* [WHAT YOU WILL DO]: Report back each line of the records that contains the string "Magnetic".

* [MATERIAL]:
»»

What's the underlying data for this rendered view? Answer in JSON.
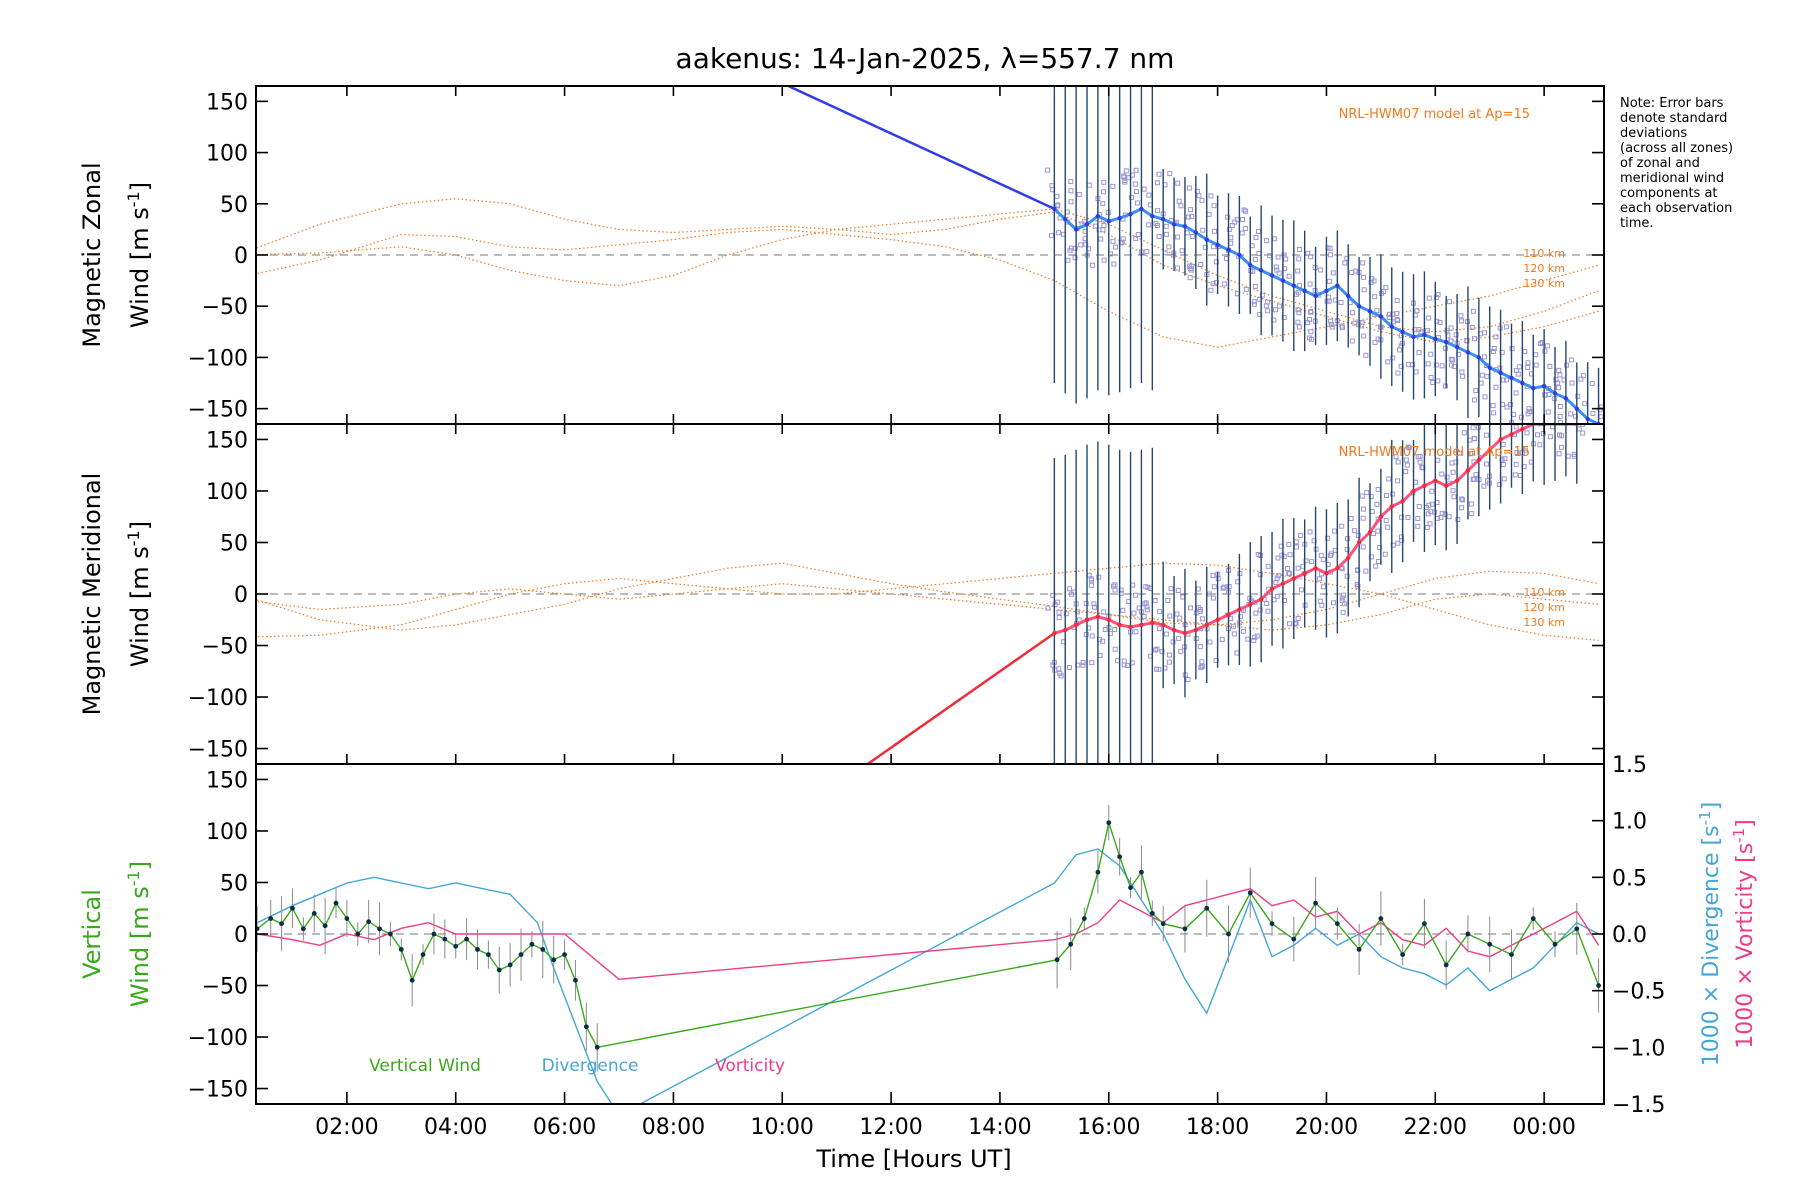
{
  "title": "aakenus: 14-Jan-2025, λ=557.7 nm",
  "note_lines": [
    "Note: Error bars",
    "denote standard",
    "deviations",
    "(across all zones)",
    "of zonal and",
    "meridional wind",
    "components at",
    "each observation",
    "time."
  ],
  "colors": {
    "zonal": "#2f3de6",
    "zonal_light": "#3a8ef0",
    "meridional": "#ee2c3a",
    "meridional_light": "#ff4f7e",
    "model": "#f07a1e",
    "vertical": "#3aa81c",
    "divergence": "#44a6d8",
    "vorticity": "#ee3c86",
    "zone_scatter": "#9a96d6",
    "errorbar": "#23476e"
  },
  "chart_data": [
    {
      "type": "line",
      "id": "zonal",
      "ylabel_line1": "Magnetic Zonal",
      "ylabel_line2_prefix": "Wind [m s",
      "ylabel_exp": "-1",
      "ylabel_suffix": "]",
      "ylim": [
        -165,
        165
      ],
      "yticks": [
        -150,
        -100,
        -50,
        0,
        50,
        100,
        150
      ],
      "ytick_labels": [
        "−150",
        "−100",
        "−50",
        "0",
        "50",
        "100",
        "150"
      ],
      "model_label": "NRL-HWM07 model at Ap=15",
      "model_heights": [
        "110 km",
        "120 km",
        "130 km"
      ],
      "model_curves": [
        {
          "x": [
            0,
            1.5,
            3,
            4,
            5,
            6,
            7,
            8,
            9,
            10,
            11,
            12,
            13,
            14,
            15,
            16,
            17,
            18,
            19,
            20,
            21,
            22,
            23,
            24,
            25
          ],
          "y": [
            -22,
            -5,
            20,
            18,
            8,
            5,
            10,
            15,
            22,
            25,
            20,
            15,
            8,
            -5,
            -25,
            -55,
            -80,
            -90,
            -80,
            -70,
            -60,
            -50,
            -40,
            -25,
            -10
          ]
        },
        {
          "x": [
            0,
            1.5,
            3,
            4,
            5,
            6,
            7,
            8,
            9,
            10,
            11,
            12,
            13,
            14,
            15,
            16,
            17,
            18,
            19,
            20,
            21,
            22,
            23,
            24,
            25
          ],
          "y": [
            0,
            30,
            50,
            55,
            50,
            35,
            25,
            22,
            25,
            28,
            25,
            20,
            25,
            35,
            42,
            20,
            -10,
            -30,
            -45,
            -60,
            -75,
            -85,
            -80,
            -70,
            -55
          ]
        },
        {
          "x": [
            0,
            1.5,
            3,
            4,
            5,
            6,
            7,
            8,
            9,
            10,
            11,
            12,
            13,
            14,
            15,
            16,
            17,
            18,
            19,
            20,
            21,
            22,
            23,
            24,
            25
          ],
          "y": [
            0,
            2,
            8,
            0,
            -15,
            -25,
            -30,
            -20,
            0,
            15,
            25,
            30,
            35,
            40,
            45,
            30,
            5,
            -20,
            -40,
            -55,
            -70,
            -75,
            -70,
            -55,
            -35
          ]
        }
      ]
    },
    {
      "type": "line",
      "id": "meridional",
      "ylabel_line1": "Magnetic Meridional",
      "ylabel_line2_prefix": "Wind [m s",
      "ylabel_exp": "-1",
      "ylabel_suffix": "]",
      "ylim": [
        -165,
        165
      ],
      "yticks": [
        -150,
        -100,
        -50,
        0,
        50,
        100,
        150
      ],
      "ytick_labels": [
        "−150",
        "−100",
        "−50",
        "0",
        "50",
        "100",
        "150"
      ],
      "model_label": "NRL-HWM07 model at Ap=15",
      "model_heights": [
        "110 km",
        "120 km",
        "130 km"
      ],
      "model_curves": [
        {
          "x": [
            0,
            1.5,
            3,
            4,
            5,
            6,
            7,
            8,
            9,
            10,
            11,
            12,
            13,
            14,
            15,
            16,
            17,
            18,
            19,
            20,
            21,
            22,
            23,
            24,
            25
          ],
          "y": [
            0,
            -25,
            -35,
            -30,
            -20,
            -10,
            5,
            15,
            25,
            30,
            20,
            10,
            2,
            -5,
            -12,
            -20,
            -28,
            -30,
            -25,
            -15,
            0,
            15,
            22,
            20,
            10
          ]
        },
        {
          "x": [
            0,
            1.5,
            3,
            4,
            5,
            6,
            7,
            8,
            9,
            10,
            11,
            12,
            13,
            14,
            15,
            16,
            17,
            18,
            19,
            20,
            21,
            22,
            23,
            24,
            25
          ],
          "y": [
            -42,
            -40,
            -30,
            -15,
            0,
            10,
            15,
            10,
            5,
            0,
            0,
            5,
            10,
            15,
            20,
            25,
            30,
            28,
            20,
            10,
            0,
            -15,
            -30,
            -40,
            -45
          ]
        },
        {
          "x": [
            0,
            1.5,
            3,
            4,
            5,
            6,
            7,
            8,
            9,
            10,
            11,
            12,
            13,
            14,
            15,
            16,
            17,
            18,
            19,
            20,
            21,
            22,
            23,
            24,
            25
          ],
          "y": [
            -5,
            -15,
            -10,
            0,
            5,
            0,
            -5,
            0,
            5,
            10,
            5,
            0,
            -5,
            -10,
            -15,
            -20,
            -25,
            -30,
            -35,
            -30,
            -20,
            -5,
            0,
            -5,
            -10
          ]
        }
      ]
    },
    {
      "type": "line",
      "id": "vertical",
      "ylabel_left_line1": "Vertical",
      "ylabel_left_line2_prefix": "Wind [m s",
      "ylabel_exp": "-1",
      "ylabel_suffix": "]",
      "xlabel": "Time [Hours UT]",
      "xlim": [
        0.33,
        25.1
      ],
      "xticks": [
        2,
        4,
        6,
        8,
        10,
        12,
        14,
        16,
        18,
        20,
        22,
        24
      ],
      "xtick_labels": [
        "02:00",
        "04:00",
        "06:00",
        "08:00",
        "10:00",
        "12:00",
        "14:00",
        "16:00",
        "18:00",
        "20:00",
        "22:00",
        "00:00"
      ],
      "ylim": [
        -165,
        165
      ],
      "yticks": [
        -150,
        -100,
        -50,
        0,
        50,
        100,
        150
      ],
      "ytick_labels": [
        "−150",
        "−100",
        "−50",
        "0",
        "50",
        "100",
        "150"
      ],
      "right_ylim": [
        -1.5,
        1.5
      ],
      "right_yticks": [
        -1.5,
        -1.0,
        -0.5,
        0.0,
        0.5,
        1.0,
        1.5
      ],
      "right_ytick_labels": [
        "−1.5",
        "−1.0",
        "−0.5",
        "0.0",
        "0.5",
        "1.0",
        "1.5"
      ],
      "right_label_divergence_prefix": "1000 × Divergence [s",
      "right_label_vorticity_prefix": "1000 × Vorticity [s",
      "right_label_exp": "-1",
      "right_label_suffix": "]",
      "legend": [
        "Vertical Wind",
        "Divergence",
        "Vorticity"
      ],
      "series": [
        {
          "name": "Vertical Wind",
          "x": [
            0.35,
            0.6,
            0.8,
            1.0,
            1.2,
            1.4,
            1.6,
            1.8,
            2.0,
            2.2,
            2.4,
            2.6,
            2.8,
            3.0,
            3.2,
            3.4,
            3.6,
            3.8,
            4.0,
            4.2,
            4.4,
            4.6,
            4.8,
            5.0,
            5.2,
            5.4,
            5.6,
            5.8,
            6.0,
            6.2,
            6.4,
            6.6,
            15.05,
            15.3,
            15.55,
            15.8,
            16.0,
            16.2,
            16.4,
            16.6,
            16.8,
            17.0,
            17.4,
            17.8,
            18.2,
            18.6,
            19.0,
            19.4,
            19.8,
            20.2,
            20.6,
            21.0,
            21.4,
            21.8,
            22.2,
            22.6,
            23.0,
            23.4,
            23.8,
            24.2,
            24.6,
            25.0
          ],
          "y": [
            5,
            15,
            10,
            25,
            5,
            20,
            8,
            30,
            15,
            0,
            12,
            5,
            0,
            -15,
            -45,
            -20,
            0,
            -5,
            -12,
            -5,
            -15,
            -20,
            -35,
            -30,
            -20,
            -10,
            -15,
            -25,
            -20,
            -45,
            -90,
            -110,
            -25,
            -10,
            15,
            60,
            108,
            75,
            45,
            60,
            20,
            10,
            5,
            25,
            0,
            40,
            10,
            -5,
            30,
            10,
            -15,
            15,
            -20,
            10,
            -30,
            0,
            -10,
            -20,
            15,
            -10,
            5,
            -50
          ]
        },
        {
          "name": "Divergence",
          "x": [
            0.35,
            1.0,
            1.5,
            2.0,
            2.5,
            3.0,
            3.5,
            4.0,
            4.5,
            5.0,
            5.5,
            5.8,
            6.2,
            6.6,
            7.0,
            15.0,
            15.4,
            15.8,
            16.2,
            16.6,
            17.0,
            17.4,
            17.8,
            18.2,
            18.6,
            19.0,
            19.4,
            19.8,
            20.2,
            20.6,
            21.0,
            21.4,
            21.8,
            22.2,
            22.6,
            23.0,
            23.4,
            23.8,
            24.2,
            24.6,
            25.0
          ],
          "y": [
            0.1,
            0.25,
            0.35,
            0.45,
            0.5,
            0.45,
            0.4,
            0.45,
            0.4,
            0.35,
            0.1,
            -0.3,
            -0.8,
            -1.3,
            -1.6,
            0.45,
            0.7,
            0.75,
            0.6,
            0.3,
            0.0,
            -0.4,
            -0.7,
            -0.2,
            0.3,
            -0.2,
            -0.1,
            0.05,
            -0.1,
            0.0,
            -0.2,
            -0.3,
            -0.35,
            -0.45,
            -0.3,
            -0.5,
            -0.4,
            -0.3,
            -0.1,
            0.1,
            0.0
          ]
        },
        {
          "name": "Vorticity",
          "x": [
            0.35,
            1.0,
            1.5,
            2.0,
            2.5,
            3.0,
            3.5,
            4.0,
            4.5,
            5.0,
            5.5,
            6.0,
            6.5,
            7.0,
            15.0,
            15.4,
            15.8,
            16.2,
            16.6,
            17.0,
            17.4,
            17.8,
            18.2,
            18.6,
            19.0,
            19.4,
            19.8,
            20.2,
            20.6,
            21.0,
            21.4,
            21.8,
            22.2,
            22.6,
            23.0,
            23.4,
            23.8,
            24.2,
            24.6,
            25.0
          ],
          "y": [
            0.0,
            -0.05,
            -0.1,
            0.0,
            -0.05,
            0.05,
            0.1,
            0.0,
            0.0,
            0.0,
            0.0,
            0.0,
            -0.2,
            -0.4,
            -0.05,
            0.0,
            0.1,
            0.3,
            0.2,
            0.1,
            0.25,
            0.3,
            0.35,
            0.4,
            0.25,
            0.3,
            0.15,
            0.2,
            0.0,
            0.1,
            -0.05,
            -0.1,
            0.05,
            -0.15,
            -0.2,
            -0.1,
            0.0,
            0.1,
            0.2,
            -0.1
          ]
        }
      ]
    }
  ],
  "zonal_series": {
    "name": "",
    "x": [
      15.0,
      15.2,
      15.4,
      15.6,
      15.8,
      16.0,
      16.2,
      16.4,
      16.6,
      16.8,
      17.0,
      17.2,
      17.4,
      17.6,
      17.8,
      18.0,
      18.2,
      18.4,
      18.6,
      18.8,
      19.0,
      19.2,
      19.4,
      19.6,
      19.8,
      20.0,
      20.2,
      20.4,
      20.6,
      20.8,
      21.0,
      21.2,
      21.4,
      21.6,
      21.8,
      22.0,
      22.2,
      22.4,
      22.6,
      22.8,
      23.0,
      23.2,
      23.4,
      23.6,
      23.8,
      24.0,
      24.2,
      24.4,
      24.6,
      24.8,
      25.0
    ],
    "y": [
      45,
      35,
      25,
      30,
      38,
      33,
      36,
      40,
      45,
      38,
      35,
      30,
      28,
      22,
      15,
      10,
      5,
      0,
      -10,
      -15,
      -20,
      -25,
      -30,
      -35,
      -40,
      -35,
      -30,
      -40,
      -50,
      -55,
      -60,
      -70,
      -75,
      -80,
      -78,
      -82,
      -85,
      -90,
      -95,
      -100,
      -110,
      -115,
      -120,
      -125,
      -130,
      -128,
      -135,
      -140,
      -150,
      -160,
      -165
    ]
  },
  "meridional_series": {
    "name": "",
    "x": [
      15.0,
      15.2,
      15.4,
      15.6,
      15.8,
      16.0,
      16.2,
      16.4,
      16.6,
      16.8,
      17.0,
      17.2,
      17.4,
      17.6,
      17.8,
      18.0,
      18.2,
      18.4,
      18.6,
      18.8,
      19.0,
      19.2,
      19.4,
      19.6,
      19.8,
      20.0,
      20.2,
      20.4,
      20.6,
      20.8,
      21.0,
      21.2,
      21.4,
      21.6,
      21.8,
      22.0,
      22.2,
      22.4,
      22.6,
      22.8,
      23.0,
      23.2,
      23.4,
      23.6,
      23.8,
      24.0,
      24.2,
      24.4,
      24.6
    ],
    "y": [
      -38,
      -35,
      -30,
      -25,
      -22,
      -25,
      -30,
      -32,
      -30,
      -28,
      -30,
      -35,
      -38,
      -35,
      -30,
      -25,
      -20,
      -15,
      -10,
      -5,
      5,
      10,
      15,
      20,
      25,
      20,
      25,
      35,
      50,
      60,
      75,
      85,
      90,
      100,
      105,
      110,
      105,
      110,
      120,
      130,
      140,
      150,
      155,
      160,
      165,
      165,
      165,
      165,
      165
    ]
  }
}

««

* [EXERCISE RESULT]:
      "ylabel_line1": "Magnetic Zonal",
      "ylabel_line1": "Magnetic Meridional",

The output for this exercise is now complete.